Copy out all the records below, swapping each "coastline" for "shoreline" and keeping everything else the same.

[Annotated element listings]
■ ■ ■ ■

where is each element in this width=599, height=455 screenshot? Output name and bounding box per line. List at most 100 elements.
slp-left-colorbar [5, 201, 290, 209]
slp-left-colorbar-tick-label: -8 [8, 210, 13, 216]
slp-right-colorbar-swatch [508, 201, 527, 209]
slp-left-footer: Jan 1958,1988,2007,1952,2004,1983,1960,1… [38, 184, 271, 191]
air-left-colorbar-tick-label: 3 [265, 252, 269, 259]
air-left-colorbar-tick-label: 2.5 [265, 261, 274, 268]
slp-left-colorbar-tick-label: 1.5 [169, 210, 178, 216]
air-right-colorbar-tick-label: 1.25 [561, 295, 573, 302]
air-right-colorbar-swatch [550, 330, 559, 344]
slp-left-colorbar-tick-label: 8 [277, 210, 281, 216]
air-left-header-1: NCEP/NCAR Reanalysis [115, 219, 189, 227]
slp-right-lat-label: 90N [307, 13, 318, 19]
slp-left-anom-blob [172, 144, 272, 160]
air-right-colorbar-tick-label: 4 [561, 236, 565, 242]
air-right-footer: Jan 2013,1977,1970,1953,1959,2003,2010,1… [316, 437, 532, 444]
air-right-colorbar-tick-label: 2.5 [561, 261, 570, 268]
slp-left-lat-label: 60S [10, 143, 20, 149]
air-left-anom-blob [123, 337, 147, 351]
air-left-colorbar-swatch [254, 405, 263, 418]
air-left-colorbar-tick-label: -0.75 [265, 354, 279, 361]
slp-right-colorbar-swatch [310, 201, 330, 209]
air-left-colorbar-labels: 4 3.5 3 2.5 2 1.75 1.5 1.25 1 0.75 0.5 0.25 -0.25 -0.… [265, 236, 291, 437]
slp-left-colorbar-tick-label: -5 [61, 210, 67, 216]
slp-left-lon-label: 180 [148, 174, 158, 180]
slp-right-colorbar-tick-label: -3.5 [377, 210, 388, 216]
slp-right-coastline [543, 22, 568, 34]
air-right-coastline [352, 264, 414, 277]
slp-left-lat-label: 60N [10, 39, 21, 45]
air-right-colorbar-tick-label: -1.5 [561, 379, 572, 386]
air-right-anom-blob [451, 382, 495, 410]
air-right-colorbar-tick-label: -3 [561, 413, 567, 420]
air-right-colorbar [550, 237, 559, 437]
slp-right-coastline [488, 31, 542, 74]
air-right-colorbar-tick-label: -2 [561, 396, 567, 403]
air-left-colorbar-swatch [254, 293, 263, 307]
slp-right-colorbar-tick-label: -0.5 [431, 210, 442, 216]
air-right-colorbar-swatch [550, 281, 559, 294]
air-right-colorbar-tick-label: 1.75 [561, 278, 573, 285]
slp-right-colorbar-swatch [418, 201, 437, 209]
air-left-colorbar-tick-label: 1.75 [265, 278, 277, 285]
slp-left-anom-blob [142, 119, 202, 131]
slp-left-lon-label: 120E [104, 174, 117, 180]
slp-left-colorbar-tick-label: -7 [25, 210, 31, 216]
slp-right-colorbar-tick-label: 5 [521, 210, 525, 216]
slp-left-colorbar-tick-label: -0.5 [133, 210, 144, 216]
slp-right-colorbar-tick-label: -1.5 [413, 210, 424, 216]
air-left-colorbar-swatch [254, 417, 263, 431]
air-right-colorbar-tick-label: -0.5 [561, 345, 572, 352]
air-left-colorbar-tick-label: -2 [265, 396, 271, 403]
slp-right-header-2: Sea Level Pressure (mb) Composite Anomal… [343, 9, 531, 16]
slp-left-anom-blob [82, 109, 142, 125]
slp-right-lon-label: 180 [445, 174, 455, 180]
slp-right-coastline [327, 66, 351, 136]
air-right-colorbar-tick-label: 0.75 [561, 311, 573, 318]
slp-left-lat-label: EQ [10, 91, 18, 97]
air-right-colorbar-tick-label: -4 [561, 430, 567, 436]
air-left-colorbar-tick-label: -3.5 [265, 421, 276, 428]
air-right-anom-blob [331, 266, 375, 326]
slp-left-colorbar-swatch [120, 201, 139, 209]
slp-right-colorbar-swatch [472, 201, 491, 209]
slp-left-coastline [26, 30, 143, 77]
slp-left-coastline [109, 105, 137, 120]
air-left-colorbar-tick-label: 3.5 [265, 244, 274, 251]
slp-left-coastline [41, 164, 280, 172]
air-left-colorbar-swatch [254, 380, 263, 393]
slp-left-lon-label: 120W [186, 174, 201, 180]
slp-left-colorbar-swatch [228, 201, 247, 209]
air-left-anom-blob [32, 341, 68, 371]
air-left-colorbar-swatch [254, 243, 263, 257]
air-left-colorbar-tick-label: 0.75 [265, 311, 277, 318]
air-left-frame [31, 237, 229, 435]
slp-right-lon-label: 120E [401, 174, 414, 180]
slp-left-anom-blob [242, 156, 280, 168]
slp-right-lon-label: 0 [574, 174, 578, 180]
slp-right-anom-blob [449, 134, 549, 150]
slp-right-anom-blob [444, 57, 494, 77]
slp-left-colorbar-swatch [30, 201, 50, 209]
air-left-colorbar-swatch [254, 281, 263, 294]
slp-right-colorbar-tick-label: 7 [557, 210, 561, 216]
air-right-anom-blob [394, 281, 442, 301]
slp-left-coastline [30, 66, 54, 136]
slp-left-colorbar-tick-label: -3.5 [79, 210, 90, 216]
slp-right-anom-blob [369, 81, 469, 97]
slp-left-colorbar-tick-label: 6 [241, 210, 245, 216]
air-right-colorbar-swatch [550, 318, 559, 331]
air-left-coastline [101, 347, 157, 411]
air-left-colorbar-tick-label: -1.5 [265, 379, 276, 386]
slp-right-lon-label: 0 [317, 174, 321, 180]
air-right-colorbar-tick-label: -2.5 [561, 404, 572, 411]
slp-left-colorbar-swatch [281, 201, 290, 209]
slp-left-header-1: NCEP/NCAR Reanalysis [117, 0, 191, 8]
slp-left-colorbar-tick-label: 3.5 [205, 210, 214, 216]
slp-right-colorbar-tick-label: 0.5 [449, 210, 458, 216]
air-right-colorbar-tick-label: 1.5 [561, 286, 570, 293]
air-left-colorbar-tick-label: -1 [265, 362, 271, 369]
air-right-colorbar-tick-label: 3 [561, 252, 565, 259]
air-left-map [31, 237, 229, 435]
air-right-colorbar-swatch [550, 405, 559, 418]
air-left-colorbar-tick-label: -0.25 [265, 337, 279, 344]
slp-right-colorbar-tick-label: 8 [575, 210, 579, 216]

■ ■ ■ ■

Complete answer:
where is each element in this width=599, height=455 screenshot? Output name and bounding box per line. List at most 100 elements.
slp-left-colorbar [5, 201, 290, 209]
slp-left-colorbar-tick-label: -8 [8, 210, 13, 216]
slp-right-colorbar-swatch [508, 201, 527, 209]
slp-left-footer: Jan 1958,1988,2007,1952,2004,1983,1960,1… [38, 184, 271, 191]
air-left-colorbar-tick-label: 3 [265, 252, 269, 259]
air-left-colorbar-tick-label: 2.5 [265, 261, 274, 268]
slp-left-colorbar-tick-label: 1.5 [169, 210, 178, 216]
air-right-colorbar-tick-label: 1.25 [561, 295, 573, 302]
air-right-colorbar-swatch [550, 330, 559, 344]
slp-left-colorbar-tick-label: 8 [277, 210, 281, 216]
air-left-header-1: NCEP/NCAR Reanalysis [115, 219, 189, 227]
slp-right-lat-label: 90N [307, 13, 318, 19]
slp-left-anom-blob [172, 144, 272, 160]
air-right-colorbar-tick-label: 4 [561, 236, 565, 242]
air-right-footer: Jan 2013,1977,1970,1953,1959,2003,2010,1… [316, 437, 532, 444]
air-right-colorbar-tick-label: 2.5 [561, 261, 570, 268]
slp-left-lat-label: 60S [10, 143, 20, 149]
air-left-anom-blob [123, 337, 147, 351]
air-left-colorbar-swatch [254, 405, 263, 418]
air-left-colorbar-tick-label: -0.75 [265, 354, 279, 361]
slp-right-colorbar-swatch [310, 201, 330, 209]
air-left-colorbar-labels: 4 3.5 3 2.5 2 1.75 1.5 1.25 1 0.75 0.5 0.25 -0.25 -0.… [265, 236, 291, 437]
slp-left-colorbar-tick-label: -5 [61, 210, 67, 216]
slp-left-lon-label: 180 [148, 174, 158, 180]
slp-right-colorbar-tick-label: -3.5 [377, 210, 388, 216]
slp-right-shoreline [543, 22, 568, 34]
air-right-shoreline [352, 264, 414, 277]
slp-left-lat-label: 60N [10, 39, 21, 45]
air-right-colorbar-tick-label: -1.5 [561, 379, 572, 386]
air-right-anom-blob [451, 382, 495, 410]
air-right-colorbar-tick-label: -3 [561, 413, 567, 420]
air-right-colorbar [550, 237, 559, 437]
slp-right-shoreline [488, 31, 542, 74]
air-right-colorbar-tick-label: -2 [561, 396, 567, 403]
air-left-colorbar-swatch [254, 293, 263, 307]
slp-right-colorbar-tick-label: -0.5 [431, 210, 442, 216]
air-right-colorbar-swatch [550, 281, 559, 294]
air-right-colorbar-tick-label: 1.75 [561, 278, 573, 285]
slp-right-colorbar-swatch [418, 201, 437, 209]
air-left-colorbar-tick-label: 1.75 [265, 278, 277, 285]
slp-left-anom-blob [142, 119, 202, 131]
slp-left-lon-label: 120E [104, 174, 117, 180]
slp-left-colorbar-tick-label: -7 [25, 210, 31, 216]
slp-right-colorbar-tick-label: 5 [521, 210, 525, 216]
slp-left-colorbar-tick-label: -0.5 [133, 210, 144, 216]
slp-right-colorbar-tick-label: -1.5 [413, 210, 424, 216]
air-left-colorbar-swatch [254, 417, 263, 431]
air-right-colorbar-tick-label: -0.5 [561, 345, 572, 352]
air-left-colorbar-tick-label: -2 [265, 396, 271, 403]
slp-right-header-2: Sea Level Pressure (mb) Composite Anomal… [343, 9, 531, 16]
slp-left-anom-blob [82, 109, 142, 125]
slp-right-lon-label: 180 [445, 174, 455, 180]
slp-right-shoreline [327, 66, 351, 136]
air-right-colorbar-tick-label: 0.75 [561, 311, 573, 318]
slp-left-lat-label: EQ [10, 91, 18, 97]
air-right-colorbar-tick-label: -4 [561, 430, 567, 436]
air-left-colorbar-tick-label: -3.5 [265, 421, 276, 428]
air-right-anom-blob [331, 266, 375, 326]
slp-left-colorbar-swatch [120, 201, 139, 209]
slp-right-colorbar-swatch [472, 201, 491, 209]
slp-left-shoreline [26, 30, 143, 77]
slp-left-shoreline [109, 105, 137, 120]
air-left-colorbar-tick-label: 3.5 [265, 244, 274, 251]
slp-left-shoreline [41, 164, 280, 172]
air-left-colorbar-swatch [254, 380, 263, 393]
slp-left-lon-label: 120W [186, 174, 201, 180]
slp-left-colorbar-swatch [228, 201, 247, 209]
air-left-anom-blob [32, 341, 68, 371]
air-left-colorbar-swatch [254, 243, 263, 257]
air-left-colorbar-tick-label: 0.75 [265, 311, 277, 318]
air-left-frame [31, 237, 229, 435]
slp-right-lon-label: 120E [401, 174, 414, 180]
slp-left-anom-blob [242, 156, 280, 168]
slp-right-lon-label: 0 [574, 174, 578, 180]
slp-right-anom-blob [449, 134, 549, 150]
slp-right-anom-blob [444, 57, 494, 77]
slp-left-colorbar-swatch [30, 201, 50, 209]
air-left-colorbar-swatch [254, 281, 263, 294]
slp-right-colorbar-tick-label: 7 [557, 210, 561, 216]
air-right-anom-blob [394, 281, 442, 301]
slp-left-shoreline [30, 66, 54, 136]
slp-left-colorbar-tick-label: -3.5 [79, 210, 90, 216]
slp-right-anom-blob [369, 81, 469, 97]
slp-left-colorbar-tick-label: 6 [241, 210, 245, 216]
air-right-colorbar-swatch [550, 318, 559, 331]
air-left-shoreline [101, 347, 157, 411]
air-left-colorbar-tick-label: -1.5 [265, 379, 276, 386]
slp-right-lon-label: 0 [317, 174, 321, 180]
air-right-colorbar-tick-label: -2.5 [561, 404, 572, 411]
slp-left-colorbar-swatch [281, 201, 290, 209]
slp-left-header-1: NCEP/NCAR Reanalysis [117, 0, 191, 8]
slp-left-colorbar-tick-label: 3.5 [205, 210, 214, 216]
slp-right-colorbar-tick-label: 0.5 [449, 210, 458, 216]
air-right-colorbar-tick-label: 1.5 [561, 286, 570, 293]
air-left-colorbar-tick-label: -1 [265, 362, 271, 369]
air-right-colorbar-tick-label: 3 [561, 252, 565, 259]
air-left-map [31, 237, 229, 435]
air-right-colorbar-swatch [550, 405, 559, 418]
air-left-colorbar-tick-label: -0.25 [265, 337, 279, 344]
slp-right-colorbar-tick-label: 8 [575, 210, 579, 216]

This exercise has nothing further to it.